* [Text segment]:
########################################
For IV, the AUMC (area under the first moment curve) method gives:
All MRT variants for IV:
| Parameter | Meaning |
|---|---|
| `mrt.iv.last` | MRT using AUMClast and AUClast (IV correction) |
| `mrt.iv.obs` | MRT extrapolated to ∞, observed Clast (IV correction) |
| `mrt.iv.pred` | MRT extrapolated to ∞, predicted Clast (IV correction) |
| `mrt.last` | MRT using AUMClast (no IV correction) |
| `mrt.obs` | MRT extrapolated to ∞, observed Clast (no IV correction) |
| `mrt.pred` | MRT extrapolated to ∞, predicted Clast (no IV correction) |
The IV-corrected variants (`mrt.iv.*`) subtract half the infusion duration from the raw MRT: `MRT_IV = AUMC/AUC − duration/2`. For an IV bolus (duration = 0) the correction is zero; for a 0.5 h infusion the correction is 0.25 h. The non-IV variants (`mrt.*`) use the raw AUMC/AUC ratio without any duration correction.
########################################
* [The data]:
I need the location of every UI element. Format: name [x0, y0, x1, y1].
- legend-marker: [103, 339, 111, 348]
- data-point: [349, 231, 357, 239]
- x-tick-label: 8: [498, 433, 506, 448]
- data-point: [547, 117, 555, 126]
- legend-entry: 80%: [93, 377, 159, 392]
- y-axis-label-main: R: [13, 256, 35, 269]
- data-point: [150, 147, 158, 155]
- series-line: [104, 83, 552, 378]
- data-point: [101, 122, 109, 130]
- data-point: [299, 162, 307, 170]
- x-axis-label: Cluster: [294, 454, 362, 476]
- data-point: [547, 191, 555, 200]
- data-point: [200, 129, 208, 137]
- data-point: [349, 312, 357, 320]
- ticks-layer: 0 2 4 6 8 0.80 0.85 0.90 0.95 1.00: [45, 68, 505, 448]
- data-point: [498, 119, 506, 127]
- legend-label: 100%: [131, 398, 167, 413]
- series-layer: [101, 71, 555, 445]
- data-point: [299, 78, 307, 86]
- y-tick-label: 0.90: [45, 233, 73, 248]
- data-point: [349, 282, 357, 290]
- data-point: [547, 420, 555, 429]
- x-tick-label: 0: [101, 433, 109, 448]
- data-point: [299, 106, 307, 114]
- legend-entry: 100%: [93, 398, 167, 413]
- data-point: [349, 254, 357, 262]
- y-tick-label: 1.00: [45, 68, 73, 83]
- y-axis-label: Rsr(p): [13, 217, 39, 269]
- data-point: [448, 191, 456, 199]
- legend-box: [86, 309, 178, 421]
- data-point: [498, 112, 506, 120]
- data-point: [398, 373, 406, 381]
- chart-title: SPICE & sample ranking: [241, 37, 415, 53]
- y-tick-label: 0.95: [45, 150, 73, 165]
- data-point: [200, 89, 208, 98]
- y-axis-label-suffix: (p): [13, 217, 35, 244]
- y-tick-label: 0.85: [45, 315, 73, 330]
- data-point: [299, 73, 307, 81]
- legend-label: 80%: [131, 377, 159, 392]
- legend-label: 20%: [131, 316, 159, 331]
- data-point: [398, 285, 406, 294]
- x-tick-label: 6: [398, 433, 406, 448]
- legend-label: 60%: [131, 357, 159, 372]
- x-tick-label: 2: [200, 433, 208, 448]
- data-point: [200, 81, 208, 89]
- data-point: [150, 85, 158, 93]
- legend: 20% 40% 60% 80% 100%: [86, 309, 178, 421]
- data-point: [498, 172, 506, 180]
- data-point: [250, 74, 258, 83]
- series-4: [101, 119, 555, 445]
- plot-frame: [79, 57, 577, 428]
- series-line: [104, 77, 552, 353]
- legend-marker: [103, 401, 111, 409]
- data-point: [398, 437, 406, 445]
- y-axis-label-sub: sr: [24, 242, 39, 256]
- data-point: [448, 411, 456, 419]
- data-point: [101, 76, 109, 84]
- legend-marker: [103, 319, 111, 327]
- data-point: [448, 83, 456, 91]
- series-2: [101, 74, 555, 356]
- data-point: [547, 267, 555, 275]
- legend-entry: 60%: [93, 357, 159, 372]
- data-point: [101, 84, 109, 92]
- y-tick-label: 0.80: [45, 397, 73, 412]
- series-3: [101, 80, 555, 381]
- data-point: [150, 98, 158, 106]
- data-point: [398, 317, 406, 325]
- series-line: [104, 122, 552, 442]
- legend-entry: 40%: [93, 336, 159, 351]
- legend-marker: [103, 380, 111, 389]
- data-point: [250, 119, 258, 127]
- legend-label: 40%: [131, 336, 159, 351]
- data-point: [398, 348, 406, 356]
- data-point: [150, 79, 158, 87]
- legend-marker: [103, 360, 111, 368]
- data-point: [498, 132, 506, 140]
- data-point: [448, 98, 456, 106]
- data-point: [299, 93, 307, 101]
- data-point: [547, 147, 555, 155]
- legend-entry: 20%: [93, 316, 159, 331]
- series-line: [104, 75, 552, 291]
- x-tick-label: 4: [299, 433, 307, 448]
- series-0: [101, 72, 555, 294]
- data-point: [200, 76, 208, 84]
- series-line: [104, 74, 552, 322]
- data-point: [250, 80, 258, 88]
########################################
* [Exercise set]:
**1.** In the text on MRT variants, how large is the IV correction for a 0.5 h infusion?
**2.** Extend the text on MRT variants past its final sentence.

* [Responses for each task]:
**1.** 0.25 h

**2.**
```{r}
mrt_params <- data.frame(
start = first_t,
end = Inf,
mrt.iv.last = TRUE,
mrt.iv.obs = TRUE,
mrt.iv.pred = TRUE,
mrt.last = TRUE,
mrt.obs = TRUE,
mrt.pred = TRUE
)
o_data_mrt <- PKNCAdata(o_conc, o_dose, intervals = mrt_params, impute = "start_conc0")
o_nca_mrt <- pk.nca(o_data_mrt)
as.data.frame(o_nca_mrt) |>
filter(grepl("^mrt", PPTESTCD)) |>
select(Subject, PPTESTCD, PPORRES) |>
arrange(Subject, PPTESTCD)
```
### Effective half-life and elimination rate constant
**Effective half-life** (`thalf.eff`) is derived from MRT rather than from the terminal regression: `thalf.eff = ln(2) × MRT`. It reflects the half-life that would produce the same accumulation as the observed MRT, useful for multiple-dose design.
**kel** in PKNCA is computed as `1 / MRT`, **not** as λz (the terminal slope from the half-life regression). `kel` and `lambda.z` answer different questions: `lambda.z` is the terminal log-linear slope; `kel` is the MRT-derived rate constant used for multiple-dose accumulation calculations.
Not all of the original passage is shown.